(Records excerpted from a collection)
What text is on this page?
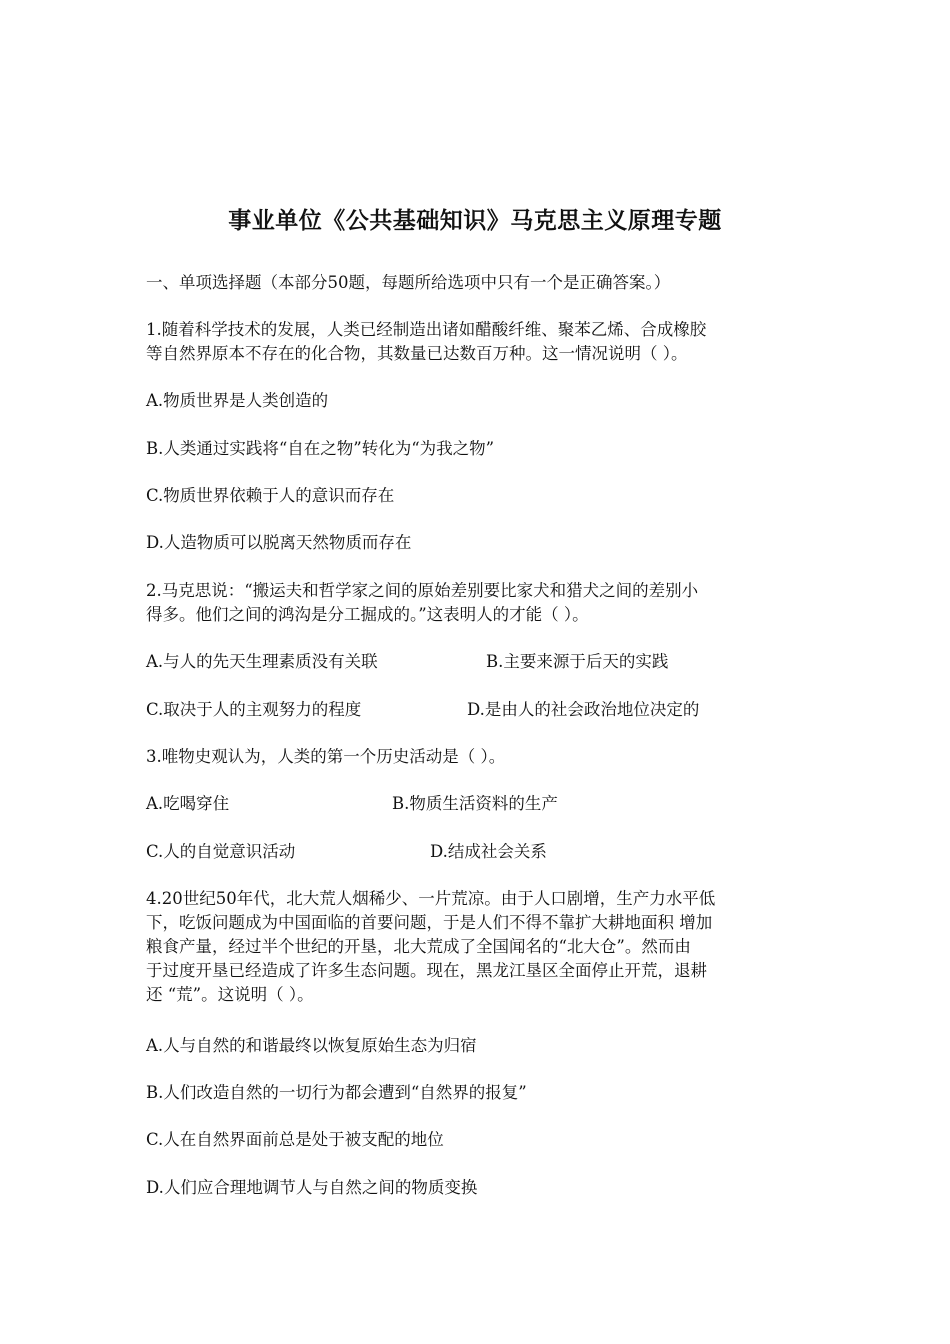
事业单位《公共基础知识》马克思主义原理专题
一、单项选择题（本部分50题，每题所给选项中只有一个是正确答案。）
1.随着科学技术的发展，人类已经制造出诸如醋酸纤维、聚苯乙烯、合成橡胶
等自然界原本不存在的化合物，其数量已达数百万种。这一情况说明（ ）。
A.物质世界是人类创造的
B.人类通过实践将“自在之物”转化为“为我之物”
C.物质世界依赖于人的意识而存在
D.人造物质可以脱离天然物质而存在
2.马克思说：“搬运夫和哲学家之间的原始差别要比家犬和猎犬之间的差别小
得多。他们之间的鸿沟是分工掘成的。”这表明人的才能（ ）。
A.与人的先天生理素质没有关联	B.主要来源于后天的实践
C.取决于人的主观努力的程度	D.是由人的社会政治地位决定的
3.唯物史观认为，人类的第一个历史活动是（ ）。
A.吃喝穿住	B.物质生活资料的生产
C.人的自觉意识活动	D.结成社会关系
4.20世纪50年代，北大荒人烟稀少、一片荒凉。由于人口剧增，生产力水平低
下，吃饭问题成为中国面临的首要问题，于是人们不得不靠扩大耕地面积 增加
粮食产量，经过半个世纪的开垦，北大荒成了全国闻名的“北大仓”。然而由
于过度开垦已经造成了许多生态问题。现在，黑龙江垦区全面停止开荒，退耕
还 “荒”。这说明（ ）。
A.人与自然的和谐最终以恢复原始生态为归宿
B.人们改造自然的一切行为都会遭到“自然界的报复”
C.人在自然界面前总是处于被支配的地位
D.人们应合理地调节人与自然之间的物质变换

> _DESCRIPTION OF THE TASK_
Write out each entry exactly as given, omitting any picture.

> _EXERCISE RESULT_
What text is on this page?
事业单位《公共基础知识》马克思主义原理专题
一、单项选择题（本部分50题，每题所给选项中只有一个是正确答案。）
1.随着科学技术的发展，人类已经制造出诸如醋酸纤维、聚苯乙烯、合成橡胶
等自然界原本不存在的化合物，其数量已达数百万种。这一情况说明（ ）。
A.物质世界是人类创造的
B.人类通过实践将“自在之物”转化为“为我之物”
C.物质世界依赖于人的意识而存在
D.人造物质可以脱离天然物质而存在
2.马克思说：“搬运夫和哲学家之间的原始差别要比家犬和猎犬之间的差别小
得多。他们之间的鸿沟是分工掘成的。”这表明人的才能（ ）。
A.与人的先天生理素质没有关联	B.主要来源于后天的实践
C.取决于人的主观努力的程度	D.是由人的社会政治地位决定的
3.唯物史观认为，人类的第一个历史活动是（ ）。
A.吃喝穿住	B.物质生活资料的生产
C.人的自觉意识活动	D.结成社会关系
4.20世纪50年代，北大荒人烟稀少、一片荒凉。由于人口剧增，生产力水平低
下，吃饭问题成为中国面临的首要问题，于是人们不得不靠扩大耕地面积 增加
粮食产量，经过半个世纪的开垦，北大荒成了全国闻名的“北大仓”。然而由
于过度开垦已经造成了许多生态问题。现在，黑龙江垦区全面停止开荒，退耕
还 “荒”。这说明（ ）。
A.人与自然的和谐最终以恢复原始生态为归宿
B.人们改造自然的一切行为都会遭到“自然界的报复”
C.人在自然界面前总是处于被支配的地位
D.人们应合理地调节人与自然之间的物质变换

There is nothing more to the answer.